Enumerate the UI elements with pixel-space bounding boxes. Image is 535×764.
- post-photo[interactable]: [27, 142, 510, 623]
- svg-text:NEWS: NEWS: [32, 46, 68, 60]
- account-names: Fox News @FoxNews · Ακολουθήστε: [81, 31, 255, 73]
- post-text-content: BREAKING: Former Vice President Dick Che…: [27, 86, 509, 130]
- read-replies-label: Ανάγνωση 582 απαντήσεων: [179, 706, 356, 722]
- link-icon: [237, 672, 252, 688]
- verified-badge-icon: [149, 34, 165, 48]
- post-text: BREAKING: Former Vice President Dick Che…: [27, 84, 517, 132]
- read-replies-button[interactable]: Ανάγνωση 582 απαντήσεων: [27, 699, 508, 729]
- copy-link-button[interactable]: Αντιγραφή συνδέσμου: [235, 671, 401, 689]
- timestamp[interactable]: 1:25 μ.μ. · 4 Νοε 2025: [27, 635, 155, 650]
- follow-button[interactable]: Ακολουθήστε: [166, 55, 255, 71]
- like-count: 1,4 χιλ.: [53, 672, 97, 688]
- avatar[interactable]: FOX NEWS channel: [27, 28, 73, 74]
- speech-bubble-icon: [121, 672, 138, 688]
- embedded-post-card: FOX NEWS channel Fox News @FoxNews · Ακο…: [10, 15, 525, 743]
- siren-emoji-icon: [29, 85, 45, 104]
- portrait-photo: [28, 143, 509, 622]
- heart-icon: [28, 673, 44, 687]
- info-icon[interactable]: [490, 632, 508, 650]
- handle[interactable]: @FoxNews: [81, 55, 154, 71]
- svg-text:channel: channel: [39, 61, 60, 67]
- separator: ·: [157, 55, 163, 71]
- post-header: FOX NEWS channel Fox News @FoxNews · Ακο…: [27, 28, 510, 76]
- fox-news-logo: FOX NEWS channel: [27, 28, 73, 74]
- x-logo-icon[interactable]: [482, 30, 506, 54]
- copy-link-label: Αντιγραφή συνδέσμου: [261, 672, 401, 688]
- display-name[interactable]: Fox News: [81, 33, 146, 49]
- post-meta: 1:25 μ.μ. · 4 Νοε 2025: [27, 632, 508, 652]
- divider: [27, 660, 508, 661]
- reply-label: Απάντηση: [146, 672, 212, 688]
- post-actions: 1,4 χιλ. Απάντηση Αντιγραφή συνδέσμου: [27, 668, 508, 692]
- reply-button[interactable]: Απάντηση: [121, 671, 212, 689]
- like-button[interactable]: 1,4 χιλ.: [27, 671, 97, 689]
....................
Print all the lines above again, character for character and in their original order.

RESPONSE TO THE EXERCISE -
Enumerate the UI elements with pixel-space bounding boxes. Image is 535×764.
- post-photo[interactable]: [27, 142, 510, 623]
- svg-text:NEWS: NEWS: [32, 46, 68, 60]
- account-names: Fox News @FoxNews · Ακολουθήστε: [81, 31, 255, 73]
- post-text-content: BREAKING: Former Vice President Dick Che…: [27, 86, 509, 130]
- read-replies-label: Ανάγνωση 582 απαντήσεων: [179, 706, 356, 722]
- link-icon: [237, 672, 252, 688]
- verified-badge-icon: [149, 34, 165, 48]
- post-text: BREAKING: Former Vice President Dick Che…: [27, 84, 517, 132]
- read-replies-button[interactable]: Ανάγνωση 582 απαντήσεων: [27, 699, 508, 729]
- copy-link-button[interactable]: Αντιγραφή συνδέσμου: [235, 671, 401, 689]
- timestamp[interactable]: 1:25 μ.μ. · 4 Νοε 2025: [27, 635, 155, 650]
- follow-button[interactable]: Ακολουθήστε: [166, 55, 255, 71]
- like-count: 1,4 χιλ.: [53, 672, 97, 688]
- avatar[interactable]: FOX NEWS channel: [27, 28, 73, 74]
- speech-bubble-icon: [121, 672, 138, 688]
- embedded-post-card: FOX NEWS channel Fox News @FoxNews · Ακο…: [10, 15, 525, 743]
- siren-emoji-icon: [29, 85, 45, 104]
- portrait-photo: [28, 143, 509, 622]
- heart-icon: [28, 673, 44, 687]
- info-icon[interactable]: [490, 632, 508, 650]
- handle[interactable]: @FoxNews: [81, 55, 154, 71]
- svg-text:channel: channel: [39, 61, 60, 67]
- separator: ·: [157, 55, 163, 71]
- post-header: FOX NEWS channel Fox News @FoxNews · Ακο…: [27, 28, 510, 76]
- fox-news-logo: FOX NEWS channel: [27, 28, 73, 74]
- x-logo-icon[interactable]: [482, 30, 506, 54]
- copy-link-label: Αντιγραφή συνδέσμου: [261, 672, 401, 688]
- display-name[interactable]: Fox News: [81, 33, 146, 49]
- post-meta: 1:25 μ.μ. · 4 Νοε 2025: [27, 632, 508, 652]
- divider: [27, 660, 508, 661]
- reply-label: Απάντηση: [146, 672, 212, 688]
- post-actions: 1,4 χιλ. Απάντηση Αντιγραφή συνδέσμου: [27, 668, 508, 692]
- reply-button[interactable]: Απάντηση: [121, 671, 212, 689]
- like-button[interactable]: 1,4 χιλ.: [27, 671, 97, 689]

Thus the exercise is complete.